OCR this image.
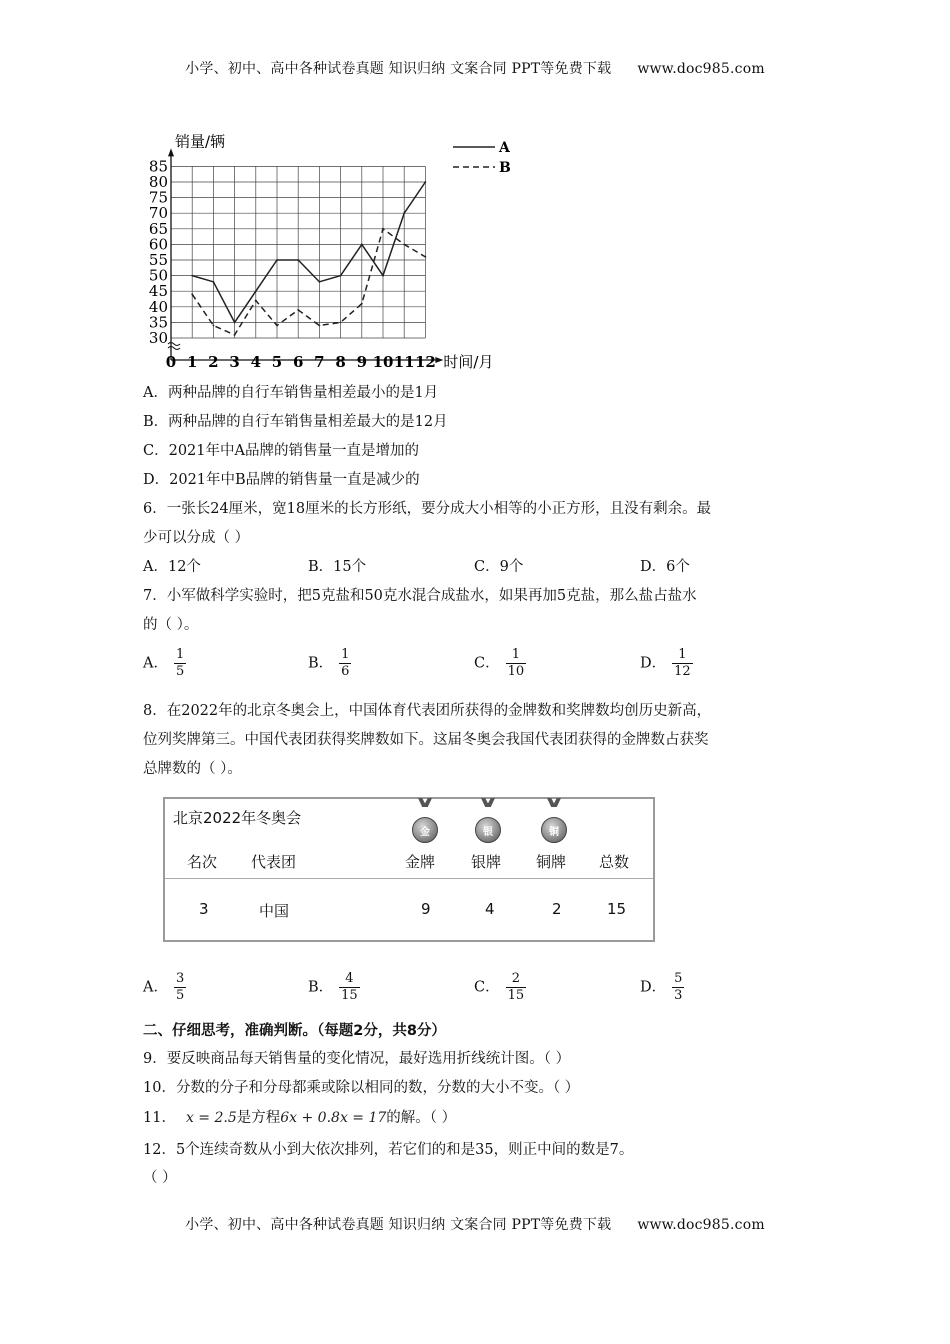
小学、初中、高中各种试卷真题 知识归纳 文案合同 PPT等免费下载 www.doc985.com
销量/辆
时间/月
30
35
40
45
50
55
60
65
70
75
80
85
0 1 2 3 4 5 6 7 8 9 10 11 12
A
B
A．两种品牌的自行车销售量相差最小的是1月
B．两种品牌的自行车销售量相差最大的是12月
C．2021年中A品牌的销售量一直是增加的
D．2021年中B品牌的销售量一直是减少的
6．一张长24厘米，宽18厘米的长方形纸，要分成大小相等的小正方形，且没有剩余。最
少可以分成（ ）
A．12个	B．15个	C．9个	D．6个
7．小军做科学实验时，把5克盐和50克水混合成盐水，如果再加5克盐，那么盐占盐水
的（ ）。
A． $\frac{1}{5}$	B． $\frac{1}{6}$	C． $\frac{1}{10}$	D． $\frac{1}{12}$
8．在2022年的北京冬奥会上，中国体育代表团所获得的金牌数和奖牌数均创历史新高，
位列奖牌第三。中国代表团获得奖牌数如下。这届冬奥会我国代表团获得的金牌数占获奖
总牌数的（ ）。
北京2022年冬奥会
金	银	铜
名次 代表团	金牌 银牌 铜牌 总数
3	中国	9	4	2	15
A． $\frac{3}{5}$	B． $\frac{4}{15}$	C． $\frac{2}{15}$	D． $\frac{5}{3}$
二、仔细思考，准确判断。（每题2分，共8分）
9．要反映商品每天销售量的变化情况，最好选用折线统计图。（ ）
10．分数的分子和分母都乘或除以相同的数，分数的大小不变。（ ）
11． x = 2.5是方程6x + 0.8x = 17的解。（ ）
12．5个连续奇数从小到大依次排列，若它们的和是35，则正中间的数是7。
（ ）
小学、初中、高中各种试卷真题 知识归纳 文案合同 PPT等免费下载 www.doc985.com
-----
Report each line in the preceding entries that holds the string "frac".

A． $\frac{1}{5}$	B． $\frac{1}{6}$	C． $\frac{1}{10}$	D． $\frac{1}{12}$
A． $\frac{3}{5}$	B． $\frac{4}{15}$	C． $\frac{2}{15}$	D． $\frac{5}{3}$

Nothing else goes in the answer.